Goal of the exercise
Find each line containing the string "NADIA". Copy it.

Extracted records
------

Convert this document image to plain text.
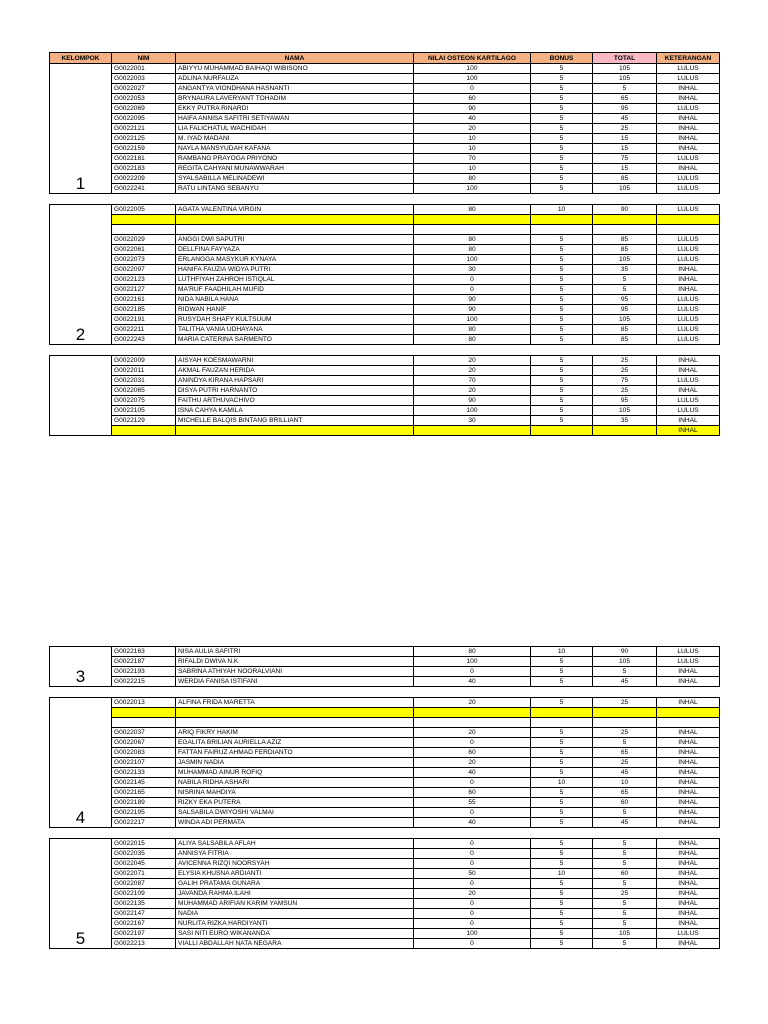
KELOMPOK	NIM	NAMA	NILAI OSTEON KARTILAGO	BONUS	TOTAL	KETERANGAN
1	G0022001	ABIYYU MUHAMMAD BAIHAQI WIBISONO	100	5	105	LULUS
	G0022003	ADLINA NURFAUZA	100	5	105	LULUS
	G0022027	ANGANTYA VIONDHANA HASNANTI	0	5	5	INHAL
	G0022053	BRYNAURA LAVERYANT TOHADIM	60	5	65	INHAL
	G0022069	EKKY PUTRA RINARDI	90	5	95	LULUS
	G0022095	HAIFA ANNISA SAFITRI SETIYAWAN	40	5	45	INHAL
	G0022121	LIA FALICHATUL WACHIDAH	20	5	25	INHAL
	G0022125	M. IYAD MADANI	10	5	15	INHAL
	G0022159	NAYLA MANSYUDAH KAFANA	10	5	15	INHAL
	G0022181	RAMBANG PRAYOGA PRIYONO	70	5	75	LULUS
	G0022183	REGITA CAHYANI MUNAWWARAH	10	5	15	INHAL
	G0022209	SYALSABILLA MELINADEWI	80	5	85	LULUS
	G0022241	RATU LINTANG SEBANYU	100	5	105	LULUS

2	G0022005	AGATA VALENTINA VIRGIN	80	10	90	LULUS

	G0022029	ANGGI DWI SAPUTRI	80	5	85	LULUS
	G0022061	DELLFINA FAYYAZA	80	5	85	LULUS
	G0022073	ERLANGGA MASYKUR KYNAYA	100	5	105	LULUS
	G0022097	HANIFA FAUZIA WIDYA PUTRI	30	5	35	INHAL
	G0022123	LUTHFIYAH ZAHROH ISTIQLAL	0	5	5	INHAL
	G0022127	MA'RUF FAADHILAH MUFID	0	5	5	INHAL
	G0022161	NIDA NABILA HANA	90	5	95	LULUS
	G0022185	RIDWAN HANIF	90	5	95	LULUS
	G0022191	RUSYDAH SHAFY KULTSUUM	100	5	105	LULUS
	G0022211	TALITHA VANIA UDHAYANA	80	5	85	LULUS
	G0022243	MARIA CATERINA SARMENTO	80	5	85	LULUS

	G0022009	AISYAH KOESMAWARNI	20	5	25	INHAL
	G0022011	AKMAL FAUZAN HERIDA	20	5	25	INHAL
	G0022031	ANINDYA KIRANA HAPSARI	70	5	75	LULUS
	G0022065	DISYA PUTRI HARNANTO	20	5	25	INHAL
	G0022075	FAITHU ARTHUVACHIVO	90	5	95	LULUS
	G0022105	ISNA CAHYA KAMILA	100	5	105	LULUS
	G0022129	MICHELLE BALQIS BINTANG BRILLIANT	30	5	35	INHAL
						INHAL
3	G0022163	NISA AULIA SAFITRI	80	10	90	LULUS
	G0022187	RIFALDI DWIVA N.K	100	5	105	LULUS
	G0022193	SABRINA ATHIYAH NOORALVIANI	0	5	5	INHAL
	G0022215	WERDIA FANISA ISTIFANI	40	5	45	INHAL

4	G0022013	ALFINA FRIDA MARETTA	20	5	25	INHAL

	G0022037	ARIQ FIKRY HAKIM	20	5	25	INHAL
	G0022067	EGALITA BRILIAN AURIELLA AZIZ	0	5	5	INHAL
	G0022083	FATTAN FAIRUZ AHMAD FERDIANTO	60	5	65	INHAL
	G0022107	JASMIN NADIA	20	5	25	INHAL
	G0022133	MUHAMMAD AINUR ROFIQ	40	5	45	INHAL
	G0022145	NABILA RIDHA ASHARI	0	10	10	INHAL
	G0022165	NISRINA MAHDIYA	60	5	65	INHAL
	G0022189	RIZKY EKA PUTERA	55	5	60	INHAL
	G0022195	SALSABILA DWIYOSHI VALMAI	0	5	5	INHAL
	G0022217	WINDA ADI PERMATA	40	5	45	INHAL

5	G0022015	ALIYA SALSABILA AFLAH	0	5	5	INHAL
	G0022035	ANNISYA FITRIA	0	5	5	INHAL
	G0022045	AVICENNA RIZQI NOORSYAH	0	5	5	INHAL
	G0022071	ELYSIA KHUSNA ARDIANTI	50	10	60	INHAL
	G0022087	GALIH PRATAMA GUNARA	0	5	5	INHAL
	G0022109	JAVANDA RAHMA ILAHI	20	5	25	INHAL
	G0022135	MUHAMMAD ARIFIAN KARIM YAMSUN	0	5	5	INHAL
	G0022147	NADIA	0	5	5	INHAL
	G0022167	NURLITA RIZKA HARDIYANTI	0	5	5	INHAL
	G0022197	SASI NITI EURO WIKANANDA	100	5	105	LULUS
	G0022213	VIALLI ABDALLAH NATA NEGARA	0	5	5	INHAL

------

Correct output
	G0022107	JASMIN NADIA	20	5	25	INHAL
	G0022147	NADIA	0	5	5	INHAL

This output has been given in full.